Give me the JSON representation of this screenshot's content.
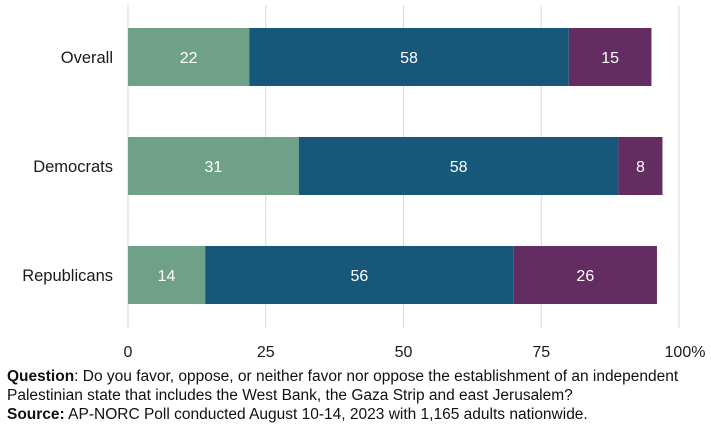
{
  "chart_data": {
    "type": "bar",
    "orientation": "horizontal",
    "stacked": true,
    "categories": [
      "Overall",
      "Democrats",
      "Republicans"
    ],
    "series": [
      {
        "values": [
          22,
          31,
          14
        ],
        "color": "#6fa088"
      },
      {
        "values": [
          58,
          58,
          56
        ],
        "color": "#17587a"
      },
      {
        "values": [
          15,
          8,
          26
        ],
        "color": "#642d62"
      }
    ],
    "xlim": [
      0,
      100
    ],
    "xticks": [
      "0",
      "25",
      "50",
      "75",
      "100%"
    ],
    "grid": "vertical",
    "data_labels": true
  },
  "notes": {
    "question_label": "Question",
    "question_text": ": Do you favor, oppose, or neither favor nor oppose the establishment of an independent Palestinian state that includes the West Bank, the Gaza Strip  and east Jerusalem?",
    "source_label": "Source:",
    "source_text": " AP-NORC Poll conducted August 10-14, 2023 with 1,165 adults nationwide."
  }
}
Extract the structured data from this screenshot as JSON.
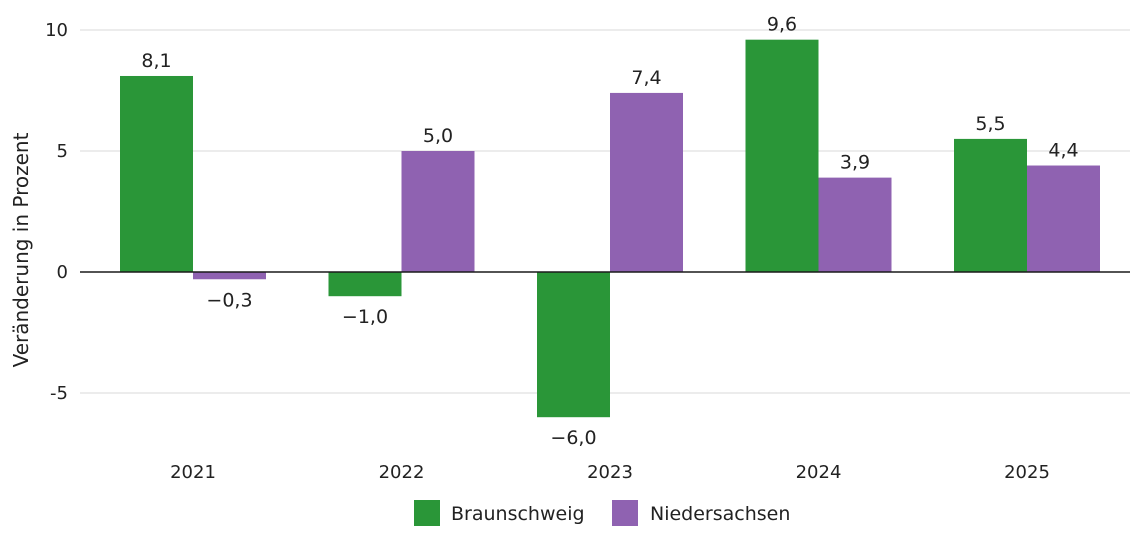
{
  "chart_data": {
    "type": "bar",
    "title": "",
    "xlabel": "",
    "ylabel": "Veränderung in Prozent",
    "categories": [
      "2021",
      "2022",
      "2023",
      "2024",
      "2025"
    ],
    "series": [
      {
        "name": "Braunschweig",
        "color": "#2a9638",
        "values": [
          8.1,
          -1.0,
          -6.0,
          9.6,
          5.5
        ],
        "labels": [
          "8,1",
          "−1,0",
          "−6,0",
          "9,6",
          "5,5"
        ]
      },
      {
        "name": "Niedersachsen",
        "color": "#8f62b1",
        "values": [
          -0.3,
          5.0,
          7.4,
          3.9,
          4.4
        ],
        "labels": [
          "−0,3",
          "5,0",
          "7,4",
          "3,9",
          "4,4"
        ]
      }
    ],
    "ylim": [
      -7.2,
      10
    ],
    "yticks": [
      10,
      5,
      0,
      -5
    ],
    "ytick_labels": [
      "10",
      "5",
      "0",
      "-5"
    ],
    "grid": true,
    "legend_position": "bottom-center"
  }
}
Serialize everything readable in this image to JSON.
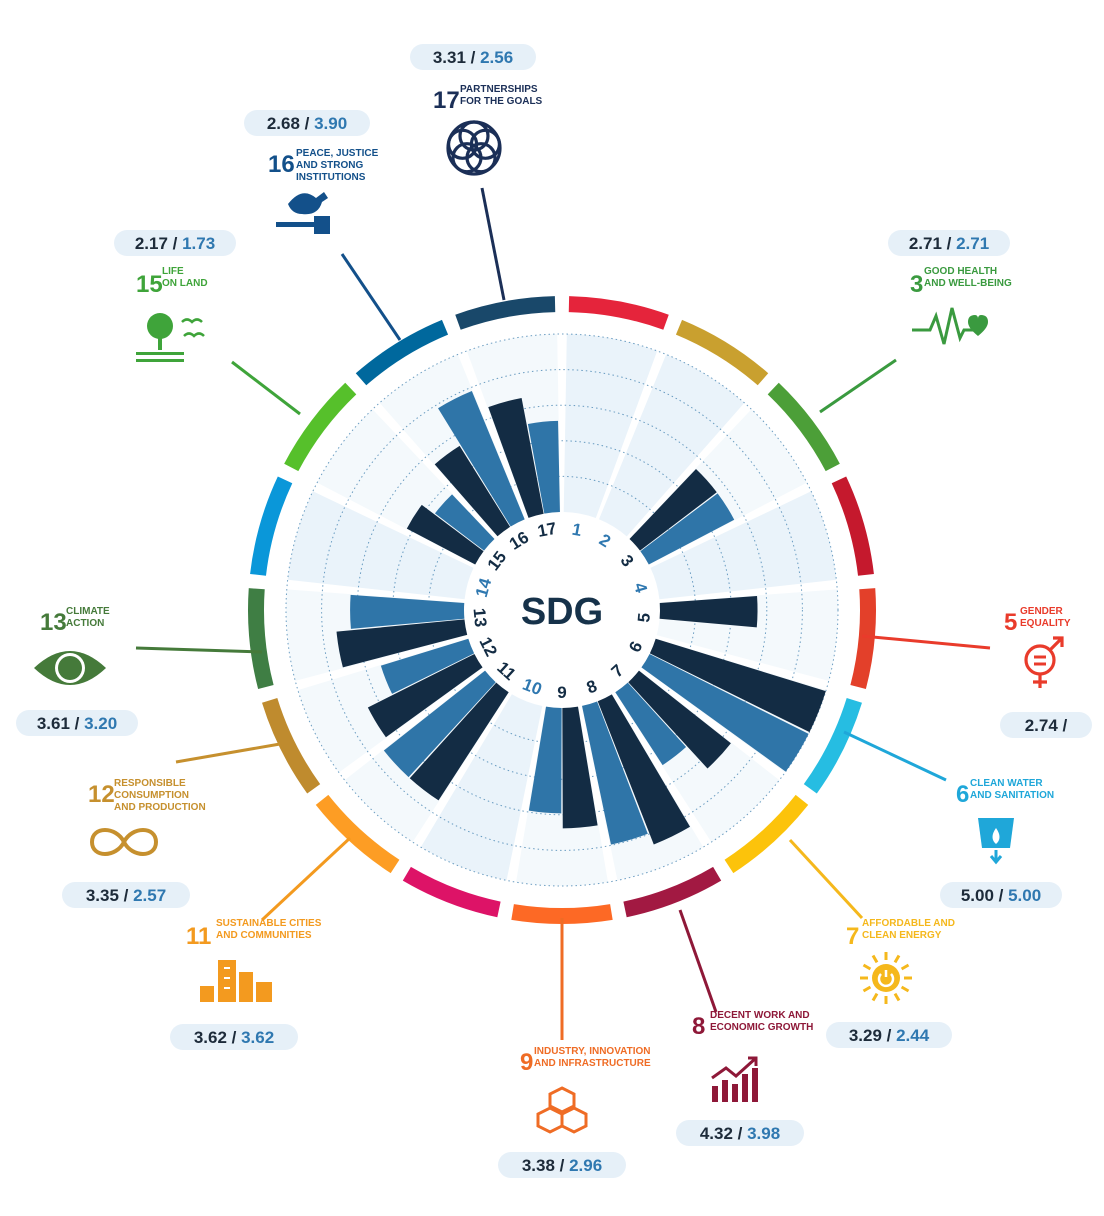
{
  "center_label": "SDG",
  "colors": {
    "dark_bar": "#132c44",
    "light_bar": "#2f75a8",
    "sector_bg": "#eaf3fa",
    "pill_bg": "#e6f0f8",
    "grid": "#2f75a8"
  },
  "chart_data": {
    "type": "radial-bar",
    "series": [
      {},
      {}
    ],
    "ring_labels": [
      "1",
      "2",
      "3",
      "4",
      "5",
      "6",
      "7",
      "8",
      "9",
      "10",
      "11",
      "12",
      "13",
      "14",
      "15",
      "16",
      "17"
    ],
    "values_dark": [
      null,
      null,
      2.71,
      null,
      2.74,
      5.0,
      3.29,
      4.32,
      3.38,
      null,
      3.62,
      3.35,
      3.61,
      null,
      2.17,
      2.68,
      3.31
    ],
    "values_light": [
      null,
      null,
      2.71,
      null,
      null,
      5.0,
      2.44,
      3.98,
      2.96,
      null,
      3.62,
      2.57,
      3.2,
      null,
      1.73,
      3.9,
      2.56
    ],
    "rmax": 5
  },
  "goals": [
    {
      "id": "g17",
      "num": "17",
      "lines": [
        "PARTNERSHIPS",
        "FOR THE GOALS"
      ],
      "color": "#1b2f57",
      "a": "3.31",
      "b": "2.56",
      "icon": "partnership-rings-icon"
    },
    {
      "id": "g16",
      "num": "16",
      "lines": [
        "PEACE, JUSTICE",
        "AND STRONG",
        "INSTITUTIONS"
      ],
      "color": "#13508a",
      "a": "2.68",
      "b": "3.90",
      "icon": "dove-gavel-icon"
    },
    {
      "id": "g15",
      "num": "15",
      "lines": [
        "LIFE",
        "ON LAND"
      ],
      "color": "#3fa43a",
      "a": "2.17",
      "b": "1.73",
      "icon": "tree-birds-icon"
    },
    {
      "id": "g3",
      "num": "3",
      "lines": [
        "GOOD HEALTH",
        "AND WELL-BEING"
      ],
      "color": "#3a9a3f",
      "a": "2.71",
      "b": "2.71",
      "icon": "heartbeat-icon"
    },
    {
      "id": "g5",
      "num": "5",
      "lines": [
        "GENDER",
        "EQUALITY"
      ],
      "color": "#e93b2b",
      "a": "2.74",
      "b": "",
      "icon": "gender-equality-icon"
    },
    {
      "id": "g13",
      "num": "13",
      "lines": [
        "CLIMATE",
        "ACTION"
      ],
      "color": "#457a3a",
      "a": "3.61",
      "b": "3.20",
      "icon": "globe-eye-icon"
    },
    {
      "id": "g6",
      "num": "6",
      "lines": [
        "CLEAN WATER",
        "AND SANITATION"
      ],
      "color": "#1fa7d9",
      "a": "5.00",
      "b": "5.00",
      "icon": "water-drop-icon"
    },
    {
      "id": "g12",
      "num": "12",
      "lines": [
        "RESPONSIBLE",
        "CONSUMPTION",
        "AND PRODUCTION"
      ],
      "color": "#c6902e",
      "a": "3.35",
      "b": "2.57",
      "icon": "infinity-icon"
    },
    {
      "id": "g11",
      "num": "11",
      "lines": [
        "SUSTAINABLE CITIES",
        "AND COMMUNITIES"
      ],
      "color": "#f39a1f",
      "a": "3.62",
      "b": "3.62",
      "icon": "city-buildings-icon"
    },
    {
      "id": "g7",
      "num": "7",
      "lines": [
        "AFFORDABLE AND",
        "CLEAN ENERGY"
      ],
      "color": "#f5b81c",
      "a": "3.29",
      "b": "2.44",
      "icon": "sun-power-icon"
    },
    {
      "id": "g9",
      "num": "9",
      "lines": [
        "INDUSTRY, INNOVATION",
        "AND INFRASTRUCTURE"
      ],
      "color": "#ef6c25",
      "a": "3.38",
      "b": "2.96",
      "icon": "cubes-icon"
    },
    {
      "id": "g8",
      "num": "8",
      "lines": [
        "DECENT WORK AND",
        "ECONOMIC GROWTH"
      ],
      "color": "#8e1838",
      "a": "4.32",
      "b": "3.98",
      "icon": "growth-chart-icon"
    }
  ]
}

★ ★ ★ ★ ★ ★ ★

# Your instructions:
Print out the material word for word, omitting the pictures.

# Exercise result:
Give me the JSON representation of this screenshot's content.
{
  "chart_data": {
    "type": "bar",
    "orientation": "horizontal",
    "stacked": true,
    "categories": [
      "Overall",
      "Democrats",
      "Republicans"
    ],
    "series": [
      {
        "values": [
          22,
          31,
          14
        ],
        "color": "#6fa088"
      },
      {
        "values": [
          58,
          58,
          56
        ],
        "color": "#17587a"
      },
      {
        "values": [
          15,
          8,
          26
        ],
        "color": "#642d62"
      }
    ],
    "xlim": [
      0,
      100
    ],
    "xticks": [
      "0",
      "25",
      "50",
      "75",
      "100%"
    ],
    "grid": "vertical",
    "data_labels": true
  },
  "notes": {
    "question_label": "Question",
    "question_text": ": Do you favor, oppose, or neither favor nor oppose the establishment of an independent Palestinian state that includes the West Bank, the Gaza Strip  and east Jerusalem?",
    "source_label": "Source:",
    "source_text": " AP-NORC Poll conducted August 10-14, 2023 with 1,165 adults nationwide."
  }
}
Extract the structured data from this screenshot as JSON.
{
  "chart_data": {
    "type": "bar",
    "title": "",
    "xlabel": "",
    "ylabel": "Veränderung in Prozent",
    "categories": [
      "2021",
      "2022",
      "2023",
      "2024",
      "2025"
    ],
    "series": [
      {
        "name": "Braunschweig",
        "color": "#2a9638",
        "values": [
          8.1,
          -1.0,
          -6.0,
          9.6,
          5.5
        ],
        "labels": [
          "8,1",
          "−1,0",
          "−6,0",
          "9,6",
          "5,5"
        ]
      },
      {
        "name": "Niedersachsen",
        "color": "#8f62b1",
        "values": [
          -0.3,
          5.0,
          7.4,
          3.9,
          4.4
        ],
        "labels": [
          "−0,3",
          "5,0",
          "7,4",
          "3,9",
          "4,4"
        ]
      }
    ],
    "ylim": [
      -7.2,
      10
    ],
    "yticks": [
      10,
      5,
      0,
      -5
    ],
    "ytick_labels": [
      "10",
      "5",
      "0",
      "-5"
    ],
    "grid": true,
    "legend_position": "bottom-center"
  }
}
Serialize everything readable in this image to JSON.
{
  "center_label": "SDG",
  "colors": {
    "dark_bar": "#132c44",
    "light_bar": "#2f75a8",
    "sector_bg": "#eaf3fa",
    "pill_bg": "#e6f0f8",
    "grid": "#2f75a8"
  },
  "chart_data": {
    "type": "radial-bar",
    "series": [
      {},
      {}
    ],
    "ring_labels": [
      "1",
      "2",
      "3",
      "4",
      "5",
      "6",
      "7",
      "8",
      "9",
      "10",
      "11",
      "12",
      "13",
      "14",
      "15",
      "16",
      "17"
    ],
    "values_dark": [
      null,
      null,
      2.71,
      null,
      2.74,
      5.0,
      3.29,
      4.32,
      3.38,
      null,
      3.62,
      3.35,
      3.61,
      null,
      2.17,
      2.68,
      3.31
    ],
    "values_light": [
      null,
      null,
      2.71,
      null,
      null,
      5.0,
      2.44,
      3.98,
      2.96,
      null,
      3.62,
      2.57,
      3.2,
      null,
      1.73,
      3.9,
      2.56
    ],
    "rmax": 5
  },
  "goals": [
    {
      "id": "g17",
      "num": "17",
      "lines": [
        "PARTNERSHIPS",
        "FOR THE GOALS"
      ],
      "color": "#1b2f57",
      "a": "3.31",
      "b": "2.56",
      "icon": "partnership-rings-icon"
    },
    {
      "id": "g16",
      "num": "16",
      "lines": [
        "PEACE, JUSTICE",
        "AND STRONG",
        "INSTITUTIONS"
      ],
      "color": "#13508a",
      "a": "2.68",
      "b": "3.90",
      "icon": "dove-gavel-icon"
    },
    {
      "id": "g15",
      "num": "15",
      "lines": [
        "LIFE",
        "ON LAND"
      ],
      "color": "#3fa43a",
      "a": "2.17",
      "b": "1.73",
      "icon": "tree-birds-icon"
    },
    {
      "id": "g3",
      "num": "3",
      "lines": [
        "GOOD HEALTH",
        "AND WELL-BEING"
      ],
      "color": "#3a9a3f",
      "a": "2.71",
      "b": "2.71",
      "icon": "heartbeat-icon"
    },
    {
      "id": "g5",
      "num": "5",
      "lines": [
        "GENDER",
        "EQUALITY"
      ],
      "color": "#e93b2b",
      "a": "2.74",
      "b": "",
      "icon": "gender-equality-icon"
    },
    {
      "id": "g13",
      "num": "13",
      "lines": [
        "CLIMATE",
        "ACTION"
      ],
      "color": "#457a3a",
      "a": "3.61",
      "b": "3.20",
      "icon": "globe-eye-icon"
    },
    {
      "id": "g6",
      "num": "6",
      "lines": [
        "CLEAN WATER",
        "AND SANITATION"
      ],
      "color": "#1fa7d9",
      "a": "5.00",
      "b": "5.00",
      "icon": "water-drop-icon"
    },
    {
      "id": "g12",
      "num": "12",
      "lines": [
        "RESPONSIBLE",
        "CONSUMPTION",
        "AND PRODUCTION"
      ],
      "color": "#c6902e",
      "a": "3.35",
      "b": "2.57",
      "icon": "infinity-icon"
    },
    {
      "id": "g11",
      "num": "11",
      "lines": [
        "SUSTAINABLE CITIES",
        "AND COMMUNITIES"
      ],
      "color": "#f39a1f",
      "a": "3.62",
      "b": "3.62",
      "icon": "city-buildings-icon"
    },
    {
      "id": "g7",
      "num": "7",
      "lines": [
        "AFFORDABLE AND",
        "CLEAN ENERGY"
      ],
      "color": "#f5b81c",
      "a": "3.29",
      "b": "2.44",
      "icon": "sun-power-icon"
    },
    {
      "id": "g9",
      "num": "9",
      "lines": [
        "INDUSTRY, INNOVATION",
        "AND INFRASTRUCTURE"
      ],
      "color": "#ef6c25",
      "a": "3.38",
      "b": "2.96",
      "icon": "cubes-icon"
    },
    {
      "id": "g8",
      "num": "8",
      "lines": [
        "DECENT WORK AND",
        "ECONOMIC GROWTH"
      ],
      "color": "#8e1838",
      "a": "4.32",
      "b": "3.98",
      "icon": "growth-chart-icon"
    }
  ]
}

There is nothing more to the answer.